**INSTRUCTIONS TO FOLLOW:** Where the word "monteret" appears in a line below, copy the whole line.

**RECORDS:**

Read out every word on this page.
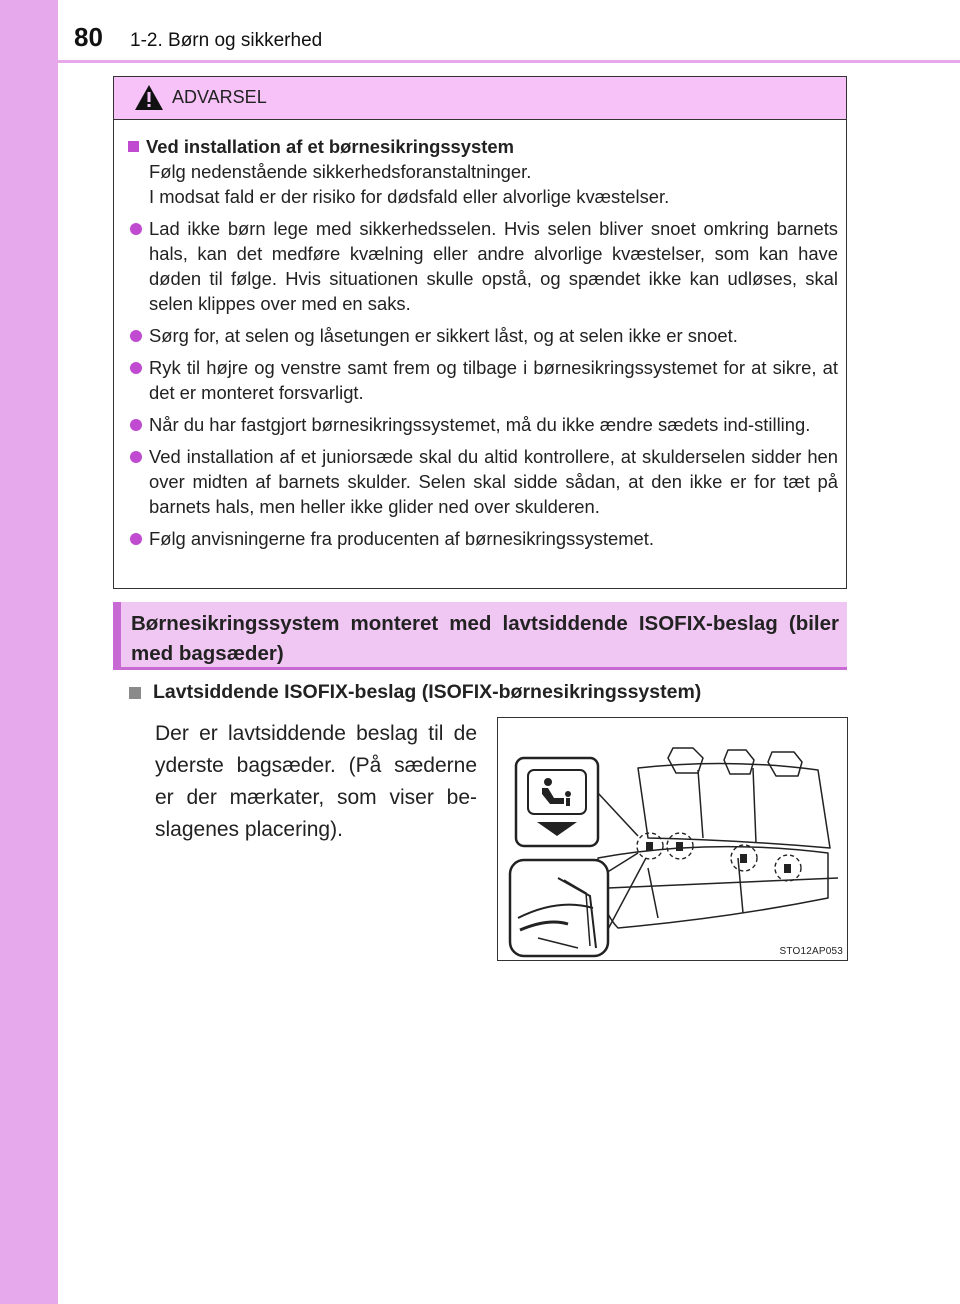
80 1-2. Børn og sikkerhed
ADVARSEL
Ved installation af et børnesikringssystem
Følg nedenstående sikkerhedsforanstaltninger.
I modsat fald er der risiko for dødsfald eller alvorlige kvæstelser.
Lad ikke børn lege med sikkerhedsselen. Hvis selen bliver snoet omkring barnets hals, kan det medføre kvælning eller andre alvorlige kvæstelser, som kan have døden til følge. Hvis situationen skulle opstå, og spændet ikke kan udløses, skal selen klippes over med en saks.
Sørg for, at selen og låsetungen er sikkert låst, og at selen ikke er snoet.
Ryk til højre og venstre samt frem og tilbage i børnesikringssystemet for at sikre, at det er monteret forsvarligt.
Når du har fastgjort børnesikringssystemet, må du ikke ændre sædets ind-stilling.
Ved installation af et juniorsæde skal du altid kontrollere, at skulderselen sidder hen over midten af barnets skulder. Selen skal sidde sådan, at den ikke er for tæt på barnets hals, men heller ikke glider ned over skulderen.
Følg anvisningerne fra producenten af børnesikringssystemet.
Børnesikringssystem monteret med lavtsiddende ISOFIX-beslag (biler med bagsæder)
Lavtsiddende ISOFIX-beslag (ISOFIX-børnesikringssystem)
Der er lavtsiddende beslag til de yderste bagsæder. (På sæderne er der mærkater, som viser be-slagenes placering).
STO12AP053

**TASK SOLUTION:**
Ryk til højre og venstre samt frem og tilbage i børnesikringssystemet for at sikre, at det er monteret forsvarligt.
Børnesikringssystem monteret med lavtsiddende ISOFIX-beslag (biler med bagsæder)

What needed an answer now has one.